Locate each line containing the string "başvuru" and copy it out.

• [DATA EXCERPTS]
-- Start --
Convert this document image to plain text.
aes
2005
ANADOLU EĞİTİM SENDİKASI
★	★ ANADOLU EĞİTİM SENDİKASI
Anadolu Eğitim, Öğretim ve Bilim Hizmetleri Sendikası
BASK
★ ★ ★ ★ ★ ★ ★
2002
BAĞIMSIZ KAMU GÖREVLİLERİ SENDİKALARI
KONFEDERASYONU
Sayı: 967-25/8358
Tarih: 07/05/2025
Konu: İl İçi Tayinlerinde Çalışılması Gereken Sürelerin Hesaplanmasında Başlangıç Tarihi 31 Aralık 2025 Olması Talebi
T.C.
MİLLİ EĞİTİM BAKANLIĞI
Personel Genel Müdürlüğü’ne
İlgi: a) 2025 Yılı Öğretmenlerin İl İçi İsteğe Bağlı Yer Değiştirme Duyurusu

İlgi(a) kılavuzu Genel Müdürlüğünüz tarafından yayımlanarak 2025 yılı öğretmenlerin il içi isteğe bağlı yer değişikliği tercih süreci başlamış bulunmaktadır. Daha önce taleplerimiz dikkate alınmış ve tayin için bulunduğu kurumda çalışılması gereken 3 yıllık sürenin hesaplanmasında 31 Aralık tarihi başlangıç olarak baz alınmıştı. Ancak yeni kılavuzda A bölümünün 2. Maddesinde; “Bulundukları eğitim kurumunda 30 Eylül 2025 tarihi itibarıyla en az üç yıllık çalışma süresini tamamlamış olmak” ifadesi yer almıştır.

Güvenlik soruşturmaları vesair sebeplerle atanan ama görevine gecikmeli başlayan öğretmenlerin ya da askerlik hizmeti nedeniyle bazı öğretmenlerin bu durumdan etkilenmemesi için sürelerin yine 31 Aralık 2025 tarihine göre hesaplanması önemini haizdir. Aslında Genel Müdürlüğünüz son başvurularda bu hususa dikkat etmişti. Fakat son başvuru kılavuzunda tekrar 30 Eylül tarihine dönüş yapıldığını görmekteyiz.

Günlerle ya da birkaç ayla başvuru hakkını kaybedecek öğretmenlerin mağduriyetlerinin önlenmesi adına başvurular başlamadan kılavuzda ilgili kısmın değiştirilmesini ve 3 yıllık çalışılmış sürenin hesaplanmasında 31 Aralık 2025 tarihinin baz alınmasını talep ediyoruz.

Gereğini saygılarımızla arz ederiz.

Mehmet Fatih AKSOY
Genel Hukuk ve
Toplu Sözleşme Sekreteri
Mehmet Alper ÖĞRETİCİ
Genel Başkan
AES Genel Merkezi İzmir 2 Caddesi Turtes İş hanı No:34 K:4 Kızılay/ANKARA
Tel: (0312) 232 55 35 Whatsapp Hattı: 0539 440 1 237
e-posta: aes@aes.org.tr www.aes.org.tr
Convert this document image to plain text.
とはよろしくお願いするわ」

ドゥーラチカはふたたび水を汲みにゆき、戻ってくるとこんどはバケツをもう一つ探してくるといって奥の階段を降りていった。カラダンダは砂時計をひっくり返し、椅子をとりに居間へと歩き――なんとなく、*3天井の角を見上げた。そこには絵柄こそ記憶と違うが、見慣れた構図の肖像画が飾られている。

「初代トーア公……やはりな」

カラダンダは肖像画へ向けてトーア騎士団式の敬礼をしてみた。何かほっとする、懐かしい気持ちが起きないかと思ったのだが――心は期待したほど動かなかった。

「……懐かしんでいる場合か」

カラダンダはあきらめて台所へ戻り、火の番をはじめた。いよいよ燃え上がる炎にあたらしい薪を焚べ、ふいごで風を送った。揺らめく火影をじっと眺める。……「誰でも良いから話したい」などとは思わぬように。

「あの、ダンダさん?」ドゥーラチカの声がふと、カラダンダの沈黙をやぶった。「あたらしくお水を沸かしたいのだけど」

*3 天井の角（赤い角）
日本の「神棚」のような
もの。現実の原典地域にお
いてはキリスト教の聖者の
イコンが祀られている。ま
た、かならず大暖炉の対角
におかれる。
-- End --
• [COMPLETED TASK]
Güvenlik soruşturmaları vesair sebeplerle atanan ama görevine gecikmeli başlayan öğretmenlerin ya da askerlik hizmeti nedeniyle bazı öğretmenlerin bu durumdan etkilenmemesi için sürelerin yine 31 Aralık 2025 tarihine göre hesaplanması önemini haizdir. Aslında Genel Müdürlüğünüz son başvurularda bu hususa dikkat etmişti. Fakat son başvuru kılavuzunda tekrar 30 Eylül tarihine dönüş yapıldığını görmekteyiz.
Günlerle ya da birkaç ayla başvuru hakkını kaybedecek öğretmenlerin mağduriyetlerinin önlenmesi adına başvurular başlamadan kılavuzda ilgili kısmın değiştirilmesini ve 3 yıllık çalışılmış sürenin hesaplanmasında 31 Aralık 2025 tarihinin baz alınmasını talep ediyoruz.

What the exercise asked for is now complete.